- [Your goal] Omit the images, then print each record below exactly as it reads.

- [Information given]
════════════════

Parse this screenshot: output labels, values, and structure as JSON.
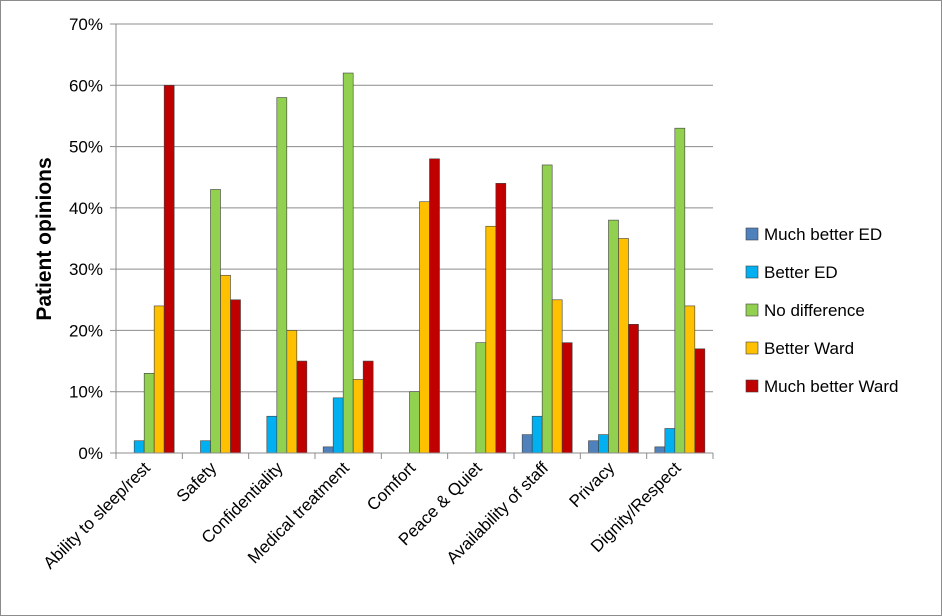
{
  "chart_data": {
    "type": "bar",
    "ylabel": "Patient opinions",
    "ylim": [
      0,
      70
    ],
    "y_ticks": [
      "0%",
      "10%",
      "20%",
      "30%",
      "40%",
      "50%",
      "60%",
      "70%"
    ],
    "y_tick_values": [
      0,
      10,
      20,
      30,
      40,
      50,
      60,
      70
    ],
    "grid": "horizontal",
    "legend_position": "right",
    "categories": [
      "Ability to sleep/rest",
      "Safety",
      "Confidentiality",
      "Medical treatment",
      "Comfort",
      "Peace & Quiet",
      "Availability of staff",
      "Privacy",
      "Dignity/Respect"
    ],
    "series": [
      {
        "name": "Much better ED",
        "color": "#4f81bd",
        "values": [
          0,
          0,
          0,
          1,
          0,
          0,
          3,
          2,
          1
        ]
      },
      {
        "name": "Better ED",
        "color": "#00b0f0",
        "values": [
          2,
          2,
          6,
          9,
          0,
          0,
          6,
          3,
          4
        ]
      },
      {
        "name": "No difference",
        "color": "#92d050",
        "values": [
          13,
          43,
          58,
          62,
          10,
          18,
          47,
          38,
          53
        ]
      },
      {
        "name": "Better Ward",
        "color": "#ffc000",
        "values": [
          24,
          29,
          20,
          12,
          41,
          37,
          25,
          35,
          24
        ]
      },
      {
        "name": "Much better Ward",
        "color": "#c00000",
        "values": [
          60,
          25,
          15,
          15,
          48,
          44,
          18,
          21,
          17
        ]
      }
    ]
  }
}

════════════════

- [Correct answer]
Parse this screenshot: output labels, values, and structure as JSON.
{
  "chart_data": {
    "type": "bar",
    "ylabel": "Patient opinions",
    "ylim": [
      0,
      70
    ],
    "y_ticks": [
      "0%",
      "10%",
      "20%",
      "30%",
      "40%",
      "50%",
      "60%",
      "70%"
    ],
    "y_tick_values": [
      0,
      10,
      20,
      30,
      40,
      50,
      60,
      70
    ],
    "grid": "horizontal",
    "legend_position": "right",
    "categories": [
      "Ability to sleep/rest",
      "Safety",
      "Confidentiality",
      "Medical treatment",
      "Comfort",
      "Peace & Quiet",
      "Availability of staff",
      "Privacy",
      "Dignity/Respect"
    ],
    "series": [
      {
        "name": "Much better ED",
        "color": "#4f81bd",
        "values": [
          0,
          0,
          0,
          1,
          0,
          0,
          3,
          2,
          1
        ]
      },
      {
        "name": "Better ED",
        "color": "#00b0f0",
        "values": [
          2,
          2,
          6,
          9,
          0,
          0,
          6,
          3,
          4
        ]
      },
      {
        "name": "No difference",
        "color": "#92d050",
        "values": [
          13,
          43,
          58,
          62,
          10,
          18,
          47,
          38,
          53
        ]
      },
      {
        "name": "Better Ward",
        "color": "#ffc000",
        "values": [
          24,
          29,
          20,
          12,
          41,
          37,
          25,
          35,
          24
        ]
      },
      {
        "name": "Much better Ward",
        "color": "#c00000",
        "values": [
          60,
          25,
          15,
          15,
          48,
          44,
          18,
          21,
          17
        ]
      }
    ]
  }
}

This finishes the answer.